## Testo fornito
In the Mood for Food, ‘Il Gusto delle Cose’ tra cinema e cibo

La nostra nuova rubrica dedicata al rapporto tra cinema e cibo inizia con il film di Trần Anh Hùng, un’opera raffinata, che celebra il cibo non solo come nutrimento, ma come arte, dedizione, amore


Si potrebbe dire, parafrasando Fellini, che il cinema è come la cucina: non conta solo la qualità degli ingredienti, ma il modo in cui li si mescola per creare la magia. La verità è che non esiste praticamente opera filmica in cui alcuni dei personaggi sullo schermo, prima o poi, non si ritrovino seduti intorno a una tavola per dedicarsi al momento del cibo.

Che sia un desco sontuosamente imbandito o un bancone di un diner illuminato al neon, che siano tazze di caffè condivise all’alba o un pasto frugale consumato in silenzio, il cibo è un elemento ricorrente, mai casuale. Perché mangiare, nel cinema come nella vita, non è mai solo un atto fisiologico, ma un rito, un codice, una narrazione parallela che accompagna le storie, definisce i rapporti e svela i caratteri.

La colazione, il pranzo, la cena sono momenti delle confessioni e delle riconciliazioni, delle tensioni che ribollono come un sugo lasciato troppo sul fuoco, delle promesse scambiate tra un boccone e l’altro, delle informazioni rilasciate con impietosa abbondanza o con chirurgica precisione.

Sequenze emblematiche e (Pi)atti rivelatori

Chi fa cinema lo sa bene e utilizza questi scenari trasformando i pasti in sequenze emblematiche, in atti rivelatori. Pensiamo alla ritualità mafiosa ne Il padrino (1972), dove la condivisione del cibo cela minacce e gerarchie di potere. Oppure ai pranzi borghesi di Visconti, che nel tripudio di cristalli e posate d’argento raccontano mondi sul punto di sgretolarsi.

## Dati registrati
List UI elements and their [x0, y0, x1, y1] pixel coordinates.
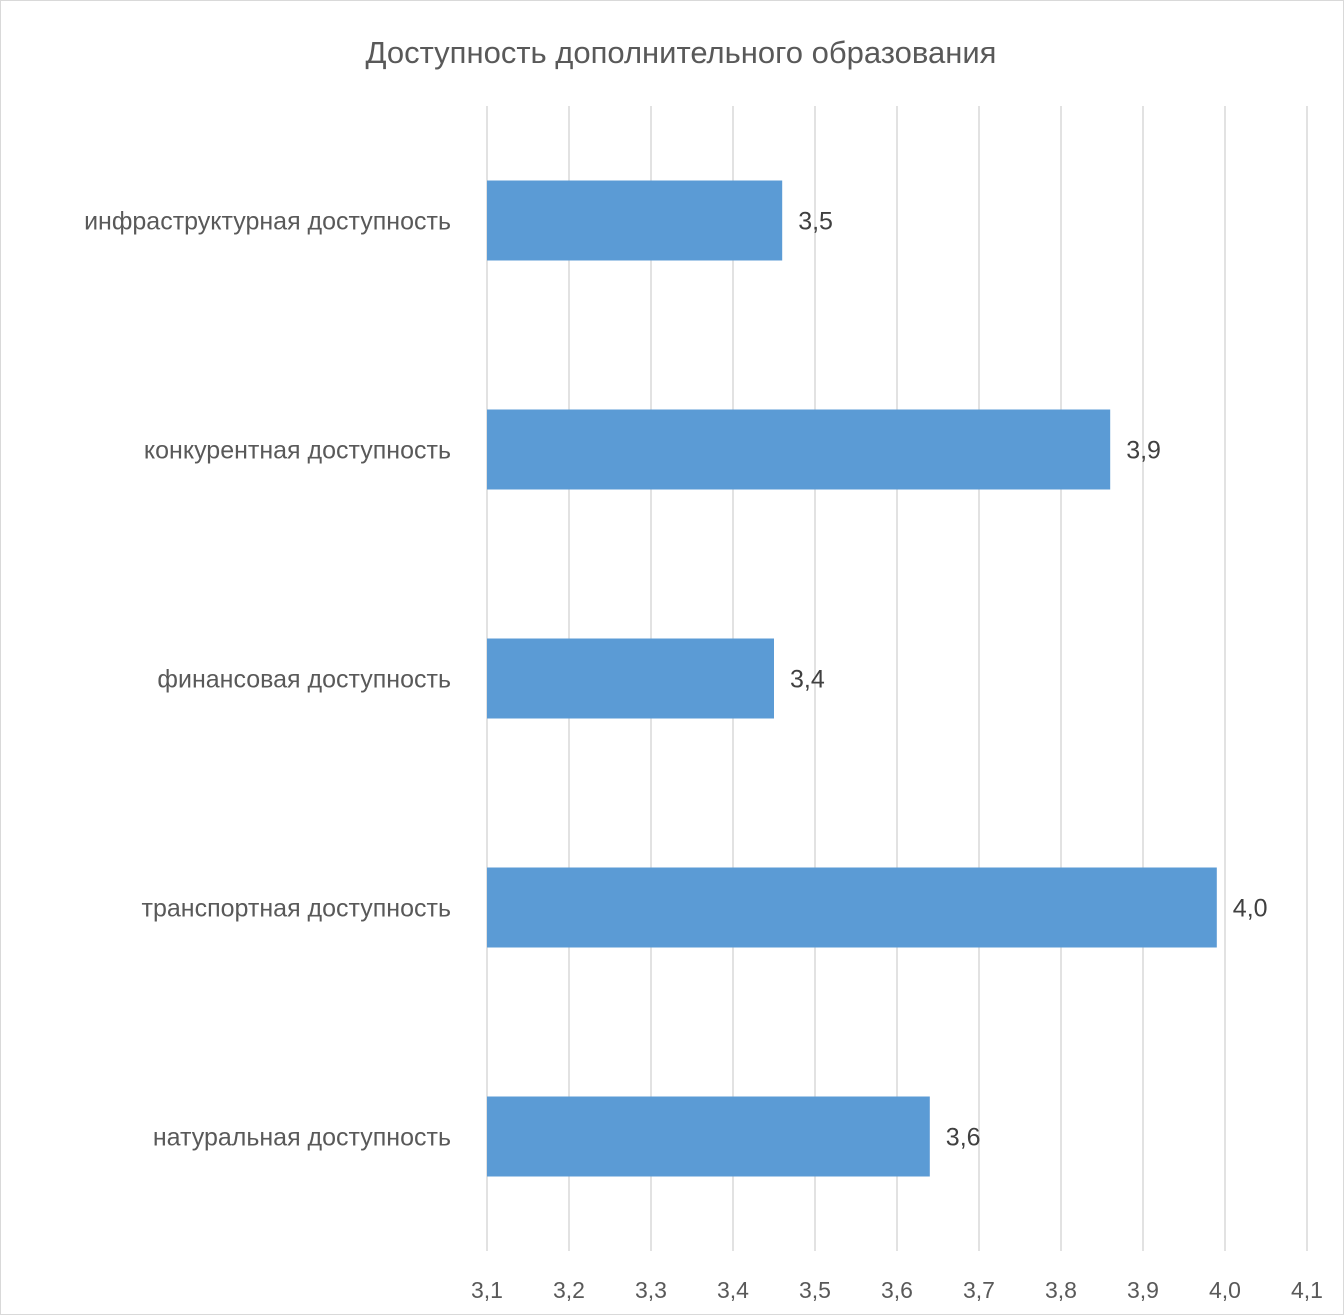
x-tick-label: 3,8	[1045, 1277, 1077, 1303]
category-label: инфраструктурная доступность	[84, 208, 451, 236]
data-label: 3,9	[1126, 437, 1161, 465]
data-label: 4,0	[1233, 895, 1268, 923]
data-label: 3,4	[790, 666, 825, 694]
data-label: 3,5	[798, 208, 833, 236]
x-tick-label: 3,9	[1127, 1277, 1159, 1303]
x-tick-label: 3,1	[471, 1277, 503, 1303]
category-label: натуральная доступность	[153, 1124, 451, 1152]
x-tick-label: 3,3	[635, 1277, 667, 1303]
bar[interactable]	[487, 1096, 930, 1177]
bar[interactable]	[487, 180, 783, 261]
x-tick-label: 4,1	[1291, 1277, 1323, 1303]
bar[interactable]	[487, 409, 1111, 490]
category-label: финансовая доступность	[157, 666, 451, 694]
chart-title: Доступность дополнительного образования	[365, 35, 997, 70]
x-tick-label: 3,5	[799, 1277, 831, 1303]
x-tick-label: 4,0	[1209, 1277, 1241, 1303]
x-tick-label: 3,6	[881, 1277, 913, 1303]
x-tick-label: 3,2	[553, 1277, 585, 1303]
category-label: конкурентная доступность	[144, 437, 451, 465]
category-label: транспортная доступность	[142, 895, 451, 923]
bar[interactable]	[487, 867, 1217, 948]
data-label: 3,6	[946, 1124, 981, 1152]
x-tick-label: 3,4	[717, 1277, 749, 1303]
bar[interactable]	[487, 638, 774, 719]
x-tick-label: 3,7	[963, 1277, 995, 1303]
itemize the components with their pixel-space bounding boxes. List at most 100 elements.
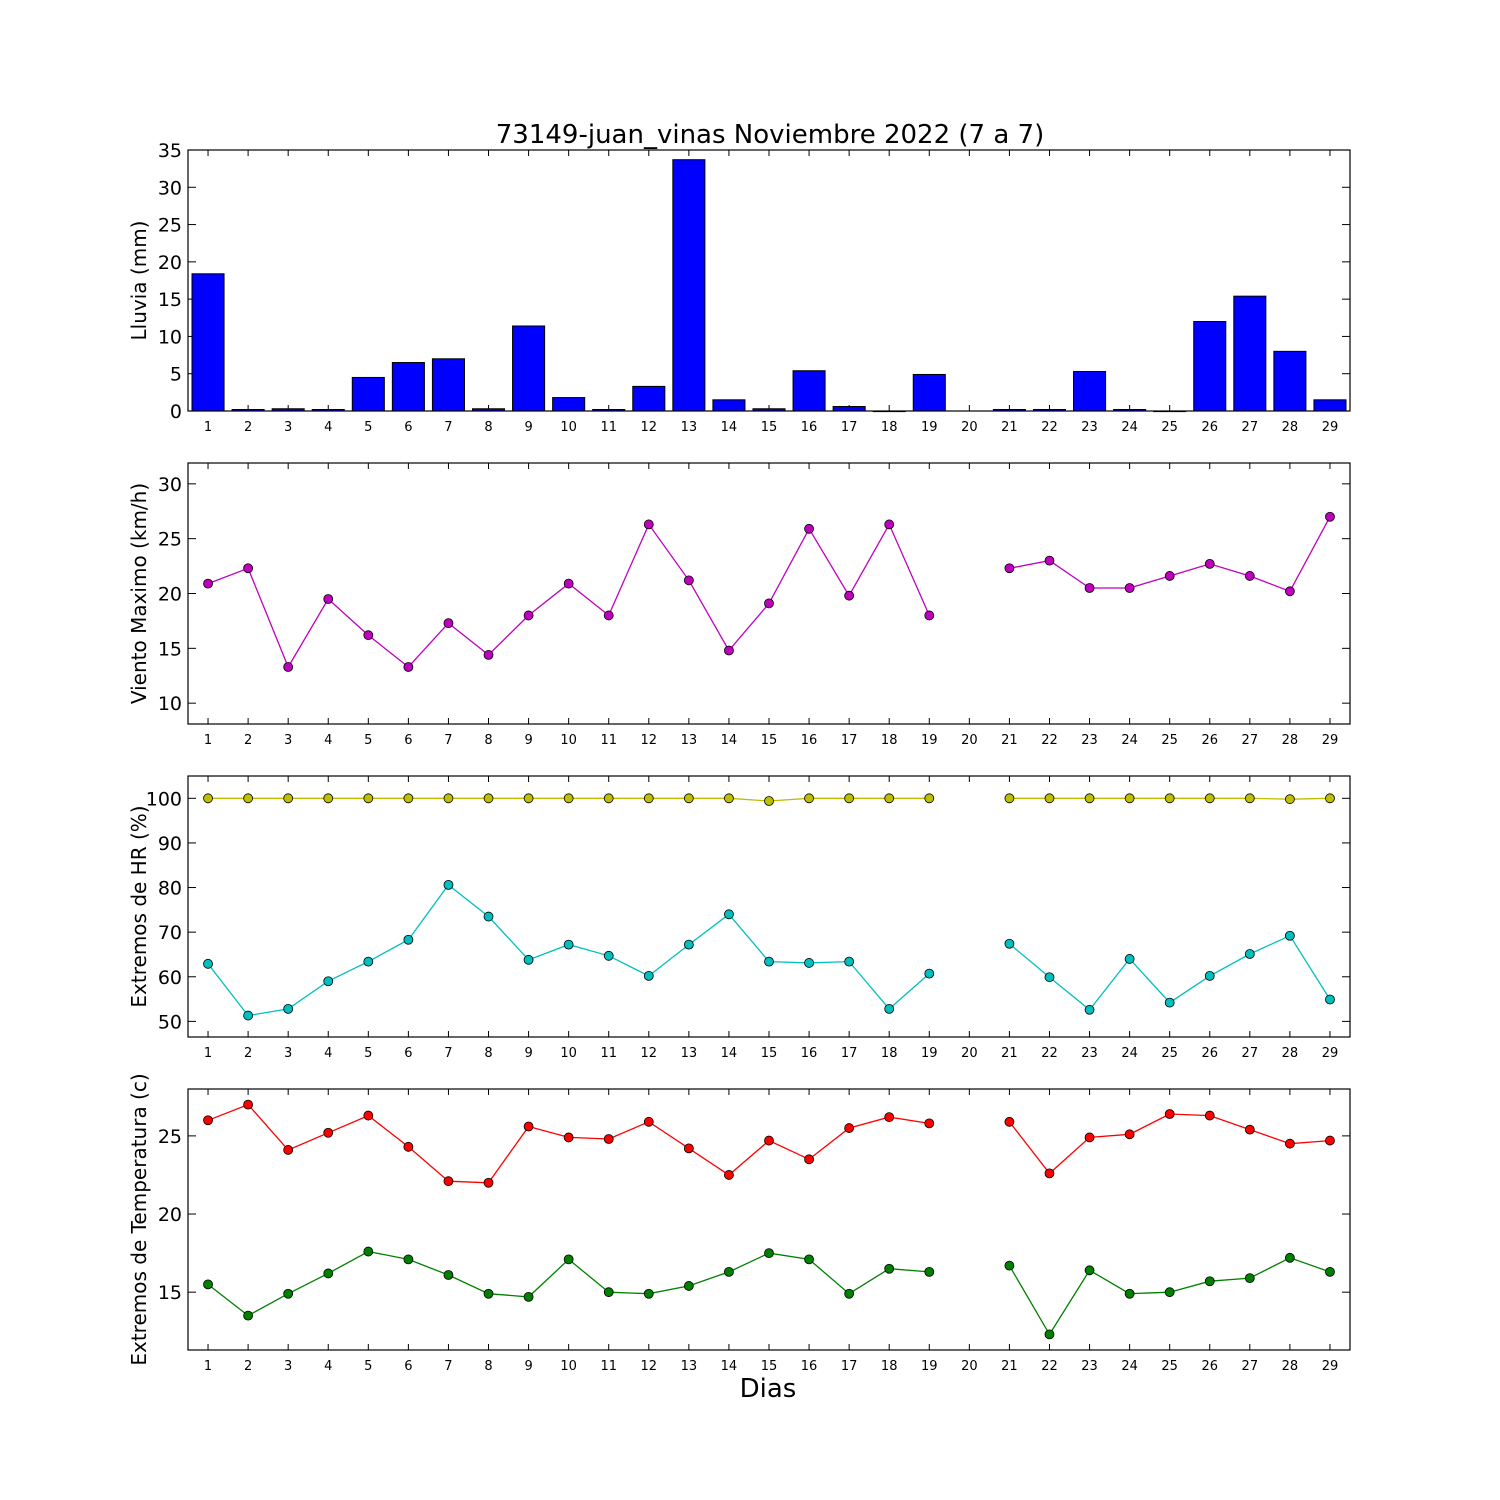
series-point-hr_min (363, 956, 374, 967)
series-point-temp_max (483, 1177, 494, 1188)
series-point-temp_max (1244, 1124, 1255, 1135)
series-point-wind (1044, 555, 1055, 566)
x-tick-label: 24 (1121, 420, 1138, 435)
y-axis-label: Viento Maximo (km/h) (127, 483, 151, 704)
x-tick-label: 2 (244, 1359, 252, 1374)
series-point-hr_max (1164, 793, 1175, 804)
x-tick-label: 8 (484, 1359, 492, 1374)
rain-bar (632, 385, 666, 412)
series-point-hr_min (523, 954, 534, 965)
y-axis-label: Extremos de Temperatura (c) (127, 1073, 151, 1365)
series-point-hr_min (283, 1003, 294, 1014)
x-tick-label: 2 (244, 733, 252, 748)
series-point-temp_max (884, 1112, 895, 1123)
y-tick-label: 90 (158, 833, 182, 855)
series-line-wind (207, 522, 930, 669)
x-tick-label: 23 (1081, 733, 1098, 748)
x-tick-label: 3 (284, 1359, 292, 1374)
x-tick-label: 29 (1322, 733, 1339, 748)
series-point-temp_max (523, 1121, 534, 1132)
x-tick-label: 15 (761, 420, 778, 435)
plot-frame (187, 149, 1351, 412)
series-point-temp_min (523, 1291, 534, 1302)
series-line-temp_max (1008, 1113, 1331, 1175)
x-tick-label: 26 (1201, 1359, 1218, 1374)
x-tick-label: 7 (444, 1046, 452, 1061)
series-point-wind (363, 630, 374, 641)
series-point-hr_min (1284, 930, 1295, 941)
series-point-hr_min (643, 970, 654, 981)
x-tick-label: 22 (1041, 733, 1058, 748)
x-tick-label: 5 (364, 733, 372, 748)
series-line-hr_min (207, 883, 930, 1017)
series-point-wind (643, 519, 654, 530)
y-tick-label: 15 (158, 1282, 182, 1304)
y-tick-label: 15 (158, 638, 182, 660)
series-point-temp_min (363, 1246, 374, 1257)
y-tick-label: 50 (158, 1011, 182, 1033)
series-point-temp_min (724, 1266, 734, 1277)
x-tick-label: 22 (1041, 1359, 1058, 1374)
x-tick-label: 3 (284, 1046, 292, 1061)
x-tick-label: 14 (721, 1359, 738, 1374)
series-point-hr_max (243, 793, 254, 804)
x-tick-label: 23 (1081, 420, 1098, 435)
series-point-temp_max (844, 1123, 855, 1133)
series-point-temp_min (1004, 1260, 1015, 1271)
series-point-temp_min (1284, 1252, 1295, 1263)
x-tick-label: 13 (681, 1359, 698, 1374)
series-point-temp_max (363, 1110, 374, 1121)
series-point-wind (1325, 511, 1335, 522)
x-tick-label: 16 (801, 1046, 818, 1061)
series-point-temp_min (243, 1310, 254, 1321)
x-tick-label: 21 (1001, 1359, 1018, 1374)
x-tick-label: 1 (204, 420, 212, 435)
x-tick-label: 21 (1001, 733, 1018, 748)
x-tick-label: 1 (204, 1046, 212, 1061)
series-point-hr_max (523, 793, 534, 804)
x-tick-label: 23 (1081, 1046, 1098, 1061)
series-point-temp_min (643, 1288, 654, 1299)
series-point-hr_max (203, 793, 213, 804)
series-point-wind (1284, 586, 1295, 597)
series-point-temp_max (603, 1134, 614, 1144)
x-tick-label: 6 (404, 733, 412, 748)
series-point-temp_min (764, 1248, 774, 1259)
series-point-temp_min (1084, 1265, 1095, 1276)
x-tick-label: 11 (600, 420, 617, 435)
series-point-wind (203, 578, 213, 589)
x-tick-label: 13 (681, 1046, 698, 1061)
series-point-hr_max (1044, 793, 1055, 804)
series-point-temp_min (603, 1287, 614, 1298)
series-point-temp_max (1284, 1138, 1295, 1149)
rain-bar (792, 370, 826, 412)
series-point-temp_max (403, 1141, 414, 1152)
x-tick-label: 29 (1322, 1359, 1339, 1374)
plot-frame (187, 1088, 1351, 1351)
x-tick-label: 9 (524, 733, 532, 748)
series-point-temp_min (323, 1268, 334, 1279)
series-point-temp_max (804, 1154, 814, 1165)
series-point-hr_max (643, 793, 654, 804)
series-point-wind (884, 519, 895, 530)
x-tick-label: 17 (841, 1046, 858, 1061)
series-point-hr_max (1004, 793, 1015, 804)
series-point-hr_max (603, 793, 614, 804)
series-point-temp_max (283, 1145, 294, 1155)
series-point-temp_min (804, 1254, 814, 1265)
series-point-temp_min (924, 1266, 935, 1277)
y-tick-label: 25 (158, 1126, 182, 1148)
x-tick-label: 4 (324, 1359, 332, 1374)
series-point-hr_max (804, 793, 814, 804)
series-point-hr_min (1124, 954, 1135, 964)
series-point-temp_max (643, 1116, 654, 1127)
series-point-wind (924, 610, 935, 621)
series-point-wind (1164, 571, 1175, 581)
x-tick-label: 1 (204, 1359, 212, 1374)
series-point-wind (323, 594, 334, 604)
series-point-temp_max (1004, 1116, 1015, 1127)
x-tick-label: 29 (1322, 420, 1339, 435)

## Obiettivo 1
Rispondi a queste domande sul testo fornito:
(a) Di quale regista è il film con cui si apre la nuova rubrica?
(b) Quale regista viene parafrasato nel paragone tra cinema e cucina?
(c) In quale anno è indicato Il padrino?
## Obiettivo 2
Quali registi nomina il testo fornito? Elencali tutti.
## Obiettivo 3
Ricopia dal testo fornito il passo che va da "Che sia un desco" fino a "svela i caratteri." compreso.

## Risultato 1
(a) Trần Anh Hùng
(b) Fellini
(c) 1972

## Risultato 2
Trần Anh Hùng, Fellini, Visconti

## Risultato 3
Che sia un desco sontuosamente imbandito o un bancone di un diner illuminato al neon, che siano tazze di caffè condivise all’alba o un pasto frugale consumato in silenzio, il cibo è un elemento ricorrente, mai casuale. Perché mangiare, nel cinema come nella vita, non è mai solo un atto fisiologico, ma un rito, un codice, una narrazione parallela che accompagna le storie, definisce i rapporti e svela i caratteri.